Written instruction: Every line with the string "apply" should be gathered.

Records that describe figures:
┌──

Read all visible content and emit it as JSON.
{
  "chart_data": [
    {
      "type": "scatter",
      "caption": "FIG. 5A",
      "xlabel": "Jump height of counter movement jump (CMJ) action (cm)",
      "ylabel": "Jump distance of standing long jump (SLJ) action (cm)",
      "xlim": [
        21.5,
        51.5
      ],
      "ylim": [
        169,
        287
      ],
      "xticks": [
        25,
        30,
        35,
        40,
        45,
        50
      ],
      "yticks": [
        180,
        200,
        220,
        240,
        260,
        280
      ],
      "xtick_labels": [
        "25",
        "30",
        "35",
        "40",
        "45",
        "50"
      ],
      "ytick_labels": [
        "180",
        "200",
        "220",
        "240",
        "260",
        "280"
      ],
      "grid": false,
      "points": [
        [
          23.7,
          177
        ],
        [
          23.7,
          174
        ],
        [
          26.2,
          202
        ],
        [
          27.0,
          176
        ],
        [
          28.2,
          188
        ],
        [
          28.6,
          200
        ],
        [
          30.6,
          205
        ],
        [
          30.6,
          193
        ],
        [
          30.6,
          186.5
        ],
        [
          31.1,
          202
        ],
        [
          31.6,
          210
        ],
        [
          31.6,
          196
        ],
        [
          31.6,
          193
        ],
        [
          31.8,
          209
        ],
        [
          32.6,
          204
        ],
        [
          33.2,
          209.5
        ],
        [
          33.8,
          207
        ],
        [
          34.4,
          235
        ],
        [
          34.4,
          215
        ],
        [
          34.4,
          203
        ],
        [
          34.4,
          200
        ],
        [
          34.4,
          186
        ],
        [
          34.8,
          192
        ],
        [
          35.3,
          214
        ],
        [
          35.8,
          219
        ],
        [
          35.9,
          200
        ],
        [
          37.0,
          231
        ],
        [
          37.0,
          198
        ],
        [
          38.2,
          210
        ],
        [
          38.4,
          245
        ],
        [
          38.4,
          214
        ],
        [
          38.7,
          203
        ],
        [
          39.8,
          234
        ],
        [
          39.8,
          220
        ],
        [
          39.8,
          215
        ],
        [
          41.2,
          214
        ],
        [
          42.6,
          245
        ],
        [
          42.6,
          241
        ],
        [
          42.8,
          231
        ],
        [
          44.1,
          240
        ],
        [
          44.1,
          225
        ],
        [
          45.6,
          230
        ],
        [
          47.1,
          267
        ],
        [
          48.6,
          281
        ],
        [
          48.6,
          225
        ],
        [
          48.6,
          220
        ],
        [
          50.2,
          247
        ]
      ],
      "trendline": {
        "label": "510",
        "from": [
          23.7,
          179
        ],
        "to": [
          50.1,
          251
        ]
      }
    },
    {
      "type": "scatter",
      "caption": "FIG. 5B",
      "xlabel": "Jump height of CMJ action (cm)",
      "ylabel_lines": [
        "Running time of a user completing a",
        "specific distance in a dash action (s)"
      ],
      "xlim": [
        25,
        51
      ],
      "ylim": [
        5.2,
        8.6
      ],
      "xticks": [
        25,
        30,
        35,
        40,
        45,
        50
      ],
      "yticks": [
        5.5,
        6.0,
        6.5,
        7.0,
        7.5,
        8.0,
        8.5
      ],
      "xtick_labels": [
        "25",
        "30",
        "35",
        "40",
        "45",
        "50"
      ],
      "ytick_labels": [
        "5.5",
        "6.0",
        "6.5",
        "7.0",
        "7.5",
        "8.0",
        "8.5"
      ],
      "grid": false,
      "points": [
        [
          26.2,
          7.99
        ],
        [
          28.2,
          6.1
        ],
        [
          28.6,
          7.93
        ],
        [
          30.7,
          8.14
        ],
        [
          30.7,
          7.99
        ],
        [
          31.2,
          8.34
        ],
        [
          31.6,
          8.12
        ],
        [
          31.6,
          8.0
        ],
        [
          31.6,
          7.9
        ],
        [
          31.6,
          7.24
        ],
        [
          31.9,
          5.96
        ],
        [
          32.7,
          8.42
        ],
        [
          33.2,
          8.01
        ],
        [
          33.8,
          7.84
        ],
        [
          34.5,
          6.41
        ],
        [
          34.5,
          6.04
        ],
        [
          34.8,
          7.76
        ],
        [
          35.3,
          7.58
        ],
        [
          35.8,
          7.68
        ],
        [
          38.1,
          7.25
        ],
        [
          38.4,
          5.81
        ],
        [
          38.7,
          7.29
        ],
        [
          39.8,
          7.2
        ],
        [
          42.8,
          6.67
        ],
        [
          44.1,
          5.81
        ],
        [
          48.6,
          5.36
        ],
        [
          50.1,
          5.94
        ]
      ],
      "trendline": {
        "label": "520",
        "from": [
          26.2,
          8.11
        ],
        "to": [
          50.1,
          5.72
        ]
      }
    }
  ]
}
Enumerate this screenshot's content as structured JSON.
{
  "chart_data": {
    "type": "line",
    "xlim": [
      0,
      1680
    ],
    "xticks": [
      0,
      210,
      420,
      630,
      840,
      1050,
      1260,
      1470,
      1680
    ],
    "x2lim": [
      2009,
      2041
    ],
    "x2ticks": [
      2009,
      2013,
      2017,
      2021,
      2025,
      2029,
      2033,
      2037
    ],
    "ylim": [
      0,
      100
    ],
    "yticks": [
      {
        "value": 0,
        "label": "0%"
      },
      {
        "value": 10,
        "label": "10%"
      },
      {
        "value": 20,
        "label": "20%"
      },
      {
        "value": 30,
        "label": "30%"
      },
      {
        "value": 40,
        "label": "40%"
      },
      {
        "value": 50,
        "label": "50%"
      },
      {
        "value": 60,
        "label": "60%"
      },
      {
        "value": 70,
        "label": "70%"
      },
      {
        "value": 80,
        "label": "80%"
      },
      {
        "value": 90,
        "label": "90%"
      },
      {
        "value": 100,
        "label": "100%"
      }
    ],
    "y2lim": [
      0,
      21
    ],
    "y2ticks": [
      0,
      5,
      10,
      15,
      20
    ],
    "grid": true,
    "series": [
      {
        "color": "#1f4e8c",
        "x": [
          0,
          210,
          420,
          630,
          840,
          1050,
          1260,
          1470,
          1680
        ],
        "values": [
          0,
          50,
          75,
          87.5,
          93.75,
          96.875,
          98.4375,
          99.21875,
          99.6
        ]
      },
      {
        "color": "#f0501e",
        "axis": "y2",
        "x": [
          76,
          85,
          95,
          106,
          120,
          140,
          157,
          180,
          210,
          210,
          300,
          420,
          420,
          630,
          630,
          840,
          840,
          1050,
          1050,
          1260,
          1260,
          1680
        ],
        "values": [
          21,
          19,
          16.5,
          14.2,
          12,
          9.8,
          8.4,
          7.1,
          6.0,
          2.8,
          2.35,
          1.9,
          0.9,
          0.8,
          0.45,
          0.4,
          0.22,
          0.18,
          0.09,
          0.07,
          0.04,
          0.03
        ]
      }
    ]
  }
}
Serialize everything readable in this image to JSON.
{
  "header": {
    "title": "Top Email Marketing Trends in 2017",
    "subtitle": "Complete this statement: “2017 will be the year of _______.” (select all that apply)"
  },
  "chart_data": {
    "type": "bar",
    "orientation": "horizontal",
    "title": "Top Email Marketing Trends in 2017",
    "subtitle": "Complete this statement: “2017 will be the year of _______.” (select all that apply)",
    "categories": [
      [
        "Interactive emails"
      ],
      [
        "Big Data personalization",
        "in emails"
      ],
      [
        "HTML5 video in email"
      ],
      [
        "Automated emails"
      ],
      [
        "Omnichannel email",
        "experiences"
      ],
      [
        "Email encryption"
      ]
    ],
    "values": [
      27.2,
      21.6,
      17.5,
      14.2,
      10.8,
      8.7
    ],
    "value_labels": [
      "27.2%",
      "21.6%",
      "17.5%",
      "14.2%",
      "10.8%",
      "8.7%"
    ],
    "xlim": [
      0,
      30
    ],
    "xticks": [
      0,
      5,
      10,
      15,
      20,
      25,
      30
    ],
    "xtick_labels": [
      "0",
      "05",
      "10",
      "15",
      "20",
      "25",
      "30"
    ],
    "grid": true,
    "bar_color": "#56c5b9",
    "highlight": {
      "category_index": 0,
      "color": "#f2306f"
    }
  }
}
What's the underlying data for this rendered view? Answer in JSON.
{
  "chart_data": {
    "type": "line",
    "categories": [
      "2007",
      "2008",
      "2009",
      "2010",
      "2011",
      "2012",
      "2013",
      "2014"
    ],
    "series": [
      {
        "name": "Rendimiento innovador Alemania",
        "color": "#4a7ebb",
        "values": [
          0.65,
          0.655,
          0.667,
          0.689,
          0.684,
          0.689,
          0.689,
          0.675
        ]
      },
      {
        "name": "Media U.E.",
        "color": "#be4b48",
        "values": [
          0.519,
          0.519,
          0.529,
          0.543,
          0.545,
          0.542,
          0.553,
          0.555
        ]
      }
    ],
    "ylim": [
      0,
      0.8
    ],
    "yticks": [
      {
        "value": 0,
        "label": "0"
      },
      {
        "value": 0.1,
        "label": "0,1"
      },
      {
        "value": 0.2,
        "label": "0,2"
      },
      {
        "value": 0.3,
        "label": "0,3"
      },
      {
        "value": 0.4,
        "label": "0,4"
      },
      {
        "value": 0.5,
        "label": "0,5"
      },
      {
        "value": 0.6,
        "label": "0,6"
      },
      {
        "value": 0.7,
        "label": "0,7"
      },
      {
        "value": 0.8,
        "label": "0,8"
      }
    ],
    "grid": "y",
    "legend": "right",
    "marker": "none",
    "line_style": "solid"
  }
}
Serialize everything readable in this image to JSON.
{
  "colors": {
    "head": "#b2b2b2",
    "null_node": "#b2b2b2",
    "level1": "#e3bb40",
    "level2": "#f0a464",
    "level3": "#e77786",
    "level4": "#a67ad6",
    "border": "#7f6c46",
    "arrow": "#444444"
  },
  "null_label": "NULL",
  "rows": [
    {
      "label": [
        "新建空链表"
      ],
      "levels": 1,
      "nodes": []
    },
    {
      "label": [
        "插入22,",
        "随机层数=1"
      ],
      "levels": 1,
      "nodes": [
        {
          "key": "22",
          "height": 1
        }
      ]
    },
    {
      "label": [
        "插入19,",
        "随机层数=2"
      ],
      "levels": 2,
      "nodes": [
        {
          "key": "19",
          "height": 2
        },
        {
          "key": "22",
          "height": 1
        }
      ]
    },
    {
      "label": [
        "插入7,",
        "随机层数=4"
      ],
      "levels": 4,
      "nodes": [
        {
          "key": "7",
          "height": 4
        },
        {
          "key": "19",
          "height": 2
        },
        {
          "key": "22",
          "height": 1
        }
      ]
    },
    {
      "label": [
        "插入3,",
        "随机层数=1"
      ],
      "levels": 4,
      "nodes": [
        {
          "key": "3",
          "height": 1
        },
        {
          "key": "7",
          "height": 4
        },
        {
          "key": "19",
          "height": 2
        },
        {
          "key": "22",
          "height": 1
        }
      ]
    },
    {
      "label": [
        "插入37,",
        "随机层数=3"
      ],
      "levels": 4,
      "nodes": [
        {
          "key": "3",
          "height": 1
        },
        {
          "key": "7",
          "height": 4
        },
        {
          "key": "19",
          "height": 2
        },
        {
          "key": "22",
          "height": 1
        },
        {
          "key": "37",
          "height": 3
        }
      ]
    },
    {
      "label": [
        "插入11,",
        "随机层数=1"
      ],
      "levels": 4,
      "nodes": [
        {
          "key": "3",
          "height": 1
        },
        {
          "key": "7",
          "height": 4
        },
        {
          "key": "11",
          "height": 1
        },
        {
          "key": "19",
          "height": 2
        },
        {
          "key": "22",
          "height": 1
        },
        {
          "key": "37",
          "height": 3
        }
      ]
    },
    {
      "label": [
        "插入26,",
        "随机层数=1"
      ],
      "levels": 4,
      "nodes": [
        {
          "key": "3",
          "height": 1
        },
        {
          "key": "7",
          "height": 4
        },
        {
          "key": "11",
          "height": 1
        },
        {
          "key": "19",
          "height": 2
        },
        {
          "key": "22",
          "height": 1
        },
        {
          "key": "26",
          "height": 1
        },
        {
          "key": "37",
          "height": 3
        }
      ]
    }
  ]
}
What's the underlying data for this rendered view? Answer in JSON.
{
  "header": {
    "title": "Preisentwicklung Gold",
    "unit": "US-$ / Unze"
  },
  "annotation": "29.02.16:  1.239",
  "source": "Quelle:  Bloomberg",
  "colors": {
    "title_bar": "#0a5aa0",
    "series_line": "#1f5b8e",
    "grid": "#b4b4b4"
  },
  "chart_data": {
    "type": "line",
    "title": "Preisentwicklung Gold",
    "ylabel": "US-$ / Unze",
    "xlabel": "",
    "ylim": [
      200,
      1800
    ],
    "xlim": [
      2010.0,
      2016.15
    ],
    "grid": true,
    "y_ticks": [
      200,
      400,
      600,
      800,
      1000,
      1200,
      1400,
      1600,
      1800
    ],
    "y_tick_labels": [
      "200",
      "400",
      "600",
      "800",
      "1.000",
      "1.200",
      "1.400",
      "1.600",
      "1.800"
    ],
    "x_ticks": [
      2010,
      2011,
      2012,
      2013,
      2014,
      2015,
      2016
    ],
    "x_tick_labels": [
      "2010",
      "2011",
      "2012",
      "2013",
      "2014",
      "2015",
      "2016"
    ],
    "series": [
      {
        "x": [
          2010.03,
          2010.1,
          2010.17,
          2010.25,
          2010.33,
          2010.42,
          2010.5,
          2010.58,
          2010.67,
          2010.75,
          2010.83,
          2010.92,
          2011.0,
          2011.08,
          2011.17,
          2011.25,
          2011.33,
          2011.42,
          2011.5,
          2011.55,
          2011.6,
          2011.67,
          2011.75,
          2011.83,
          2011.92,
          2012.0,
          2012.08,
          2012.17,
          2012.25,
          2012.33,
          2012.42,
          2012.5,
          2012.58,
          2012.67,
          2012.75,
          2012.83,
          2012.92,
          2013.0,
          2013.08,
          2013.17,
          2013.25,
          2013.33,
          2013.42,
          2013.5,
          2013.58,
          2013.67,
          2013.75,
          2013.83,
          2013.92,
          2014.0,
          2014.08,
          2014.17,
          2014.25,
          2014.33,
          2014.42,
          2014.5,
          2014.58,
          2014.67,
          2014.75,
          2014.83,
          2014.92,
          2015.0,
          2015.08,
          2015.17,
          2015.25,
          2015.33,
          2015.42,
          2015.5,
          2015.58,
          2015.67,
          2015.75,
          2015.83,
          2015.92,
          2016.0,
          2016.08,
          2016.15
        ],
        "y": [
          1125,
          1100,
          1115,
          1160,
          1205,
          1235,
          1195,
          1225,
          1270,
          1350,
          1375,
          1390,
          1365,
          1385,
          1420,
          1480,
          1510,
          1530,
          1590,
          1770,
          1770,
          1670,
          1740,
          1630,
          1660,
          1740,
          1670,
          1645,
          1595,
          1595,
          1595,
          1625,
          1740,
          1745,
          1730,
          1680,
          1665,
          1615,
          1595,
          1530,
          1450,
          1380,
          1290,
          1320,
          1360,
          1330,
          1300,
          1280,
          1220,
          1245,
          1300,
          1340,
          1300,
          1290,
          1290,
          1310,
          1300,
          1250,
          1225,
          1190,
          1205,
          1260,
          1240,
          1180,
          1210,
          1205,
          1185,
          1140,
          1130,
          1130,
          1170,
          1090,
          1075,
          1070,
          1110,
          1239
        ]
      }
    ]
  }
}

└──

Final answer:
    "subtitle": "Complete this statement: “2017 will be the year of _______.” (select all that apply)"
    "subtitle": "Complete this statement: “2017 will be the year of _______.” (select all that apply)",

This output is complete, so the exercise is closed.